# Goal of the exercise
Write the data out again exactly, dropping any images it holds.
--- START OF Recorded data ---
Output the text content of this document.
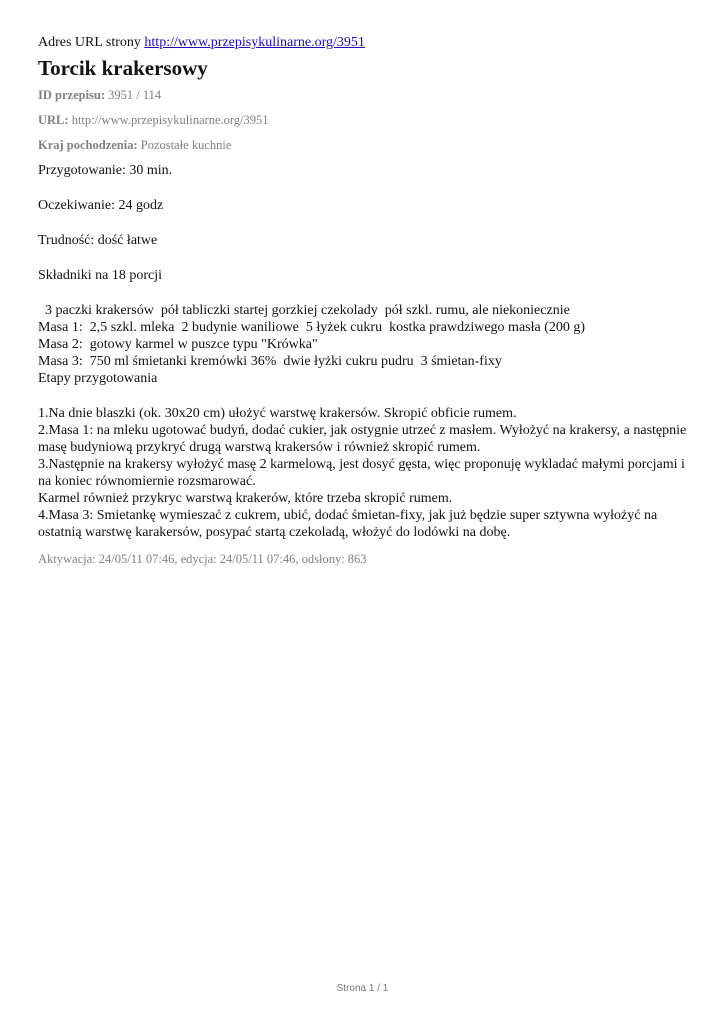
Adres URL strony http://www.przepisykulinarne.org/3951

Torcik krakersowy

ID przepisu: 3951 / 114

URL: http://www.przepisykulinarne.org/3951

Kraj pochodzenia: Pozostałe kuchnie

Przygotowanie: 30 min.

Oczekiwanie: 24 godz

Trudność: dość łatwe

Składniki na 18 porcji

3 paczki krakersów  pół tabliczki startej gorzkiej czekolady  pół szkl. rumu, ale niekoniecznie
Masa 1:  2,5 szkl. mleka  2 budynie waniliowe  5 łyżek cukru  kostka prawdziwego masła (200 g)
Masa 2:  gotowy karmel w puszce typu "Krówka"
Masa 3:  750 ml śmietanki kremówki 36%  dwie łyżki cukru pudru  3 śmietan-fixy
Etapy przygotowania
1.Na dnie blaszki (ok. 30x20 cm) ułożyć warstwę krakersów. Skropić obficie rumem.
2.Masa 1: na mleku ugotować budyń, dodać cukier, jak ostygnie utrzeć z masłem. Wyłożyć na krakersy, a następnie masę budyniową przykryć drugą warstwą krakersów i również skropić rumem.
3.Następnie na krakersy wyłożyć masę 2 karmelową, jest dosyć gęsta, więc proponuję wykladać małymi porcjami i na koniec równomiernie rozsmarować.
Karmel również przykryc warstwą krakerów, które trzeba skropić rumem.
4.Masa 3: Smietankę wymieszać z cukrem, ubić, dodać śmietan-fixy, jak już będzie super sztywna wyłożyć na ostatnią warstwę karakersów, posypać startą czekoladą, włożyć do lodówki na dobę.
Aktywacja: 24/05/11 07:46, edycja: 24/05/11 07:46, odsłony: 863
Strona 1 / 1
--- END OF Recorded data ---
# Task response
Output the text content of this document.
Adres URL strony http://www.przepisykulinarne.org/3951

Torcik krakersowy

ID przepisu: 3951 / 114

URL: http://www.przepisykulinarne.org/3951

Kraj pochodzenia: Pozostałe kuchnie

Przygotowanie: 30 min.

Oczekiwanie: 24 godz

Trudność: dość łatwe

Składniki na 18 porcji

3 paczki krakersów  pół tabliczki startej gorzkiej czekolady  pół szkl. rumu, ale niekoniecznie
Masa 1:  2,5 szkl. mleka  2 budynie waniliowe  5 łyżek cukru  kostka prawdziwego masła (200 g)
Masa 2:  gotowy karmel w puszce typu "Krówka"
Masa 3:  750 ml śmietanki kremówki 36%  dwie łyżki cukru pudru  3 śmietan-fixy
Etapy przygotowania
1.Na dnie blaszki (ok. 30x20 cm) ułożyć warstwę krakersów. Skropić obficie rumem.
2.Masa 1: na mleku ugotować budyń, dodać cukier, jak ostygnie utrzeć z masłem. Wyłożyć na krakersy, a następnie masę budyniową przykryć drugą warstwą krakersów i również skropić rumem.
3.Następnie na krakersy wyłożyć masę 2 karmelową, jest dosyć gęsta, więc proponuję wykladać małymi porcjami i na koniec równomiernie rozsmarować.
Karmel również przykryc warstwą krakerów, które trzeba skropić rumem.
4.Masa 3: Smietankę wymieszać z cukrem, ubić, dodać śmietan-fixy, jak już będzie super sztywna wyłożyć na ostatnią warstwę karakersów, posypać startą czekoladą, włożyć do lodówki na dobę.
Aktywacja: 24/05/11 07:46, edycja: 24/05/11 07:46, odsłony: 863
Strona 1 / 1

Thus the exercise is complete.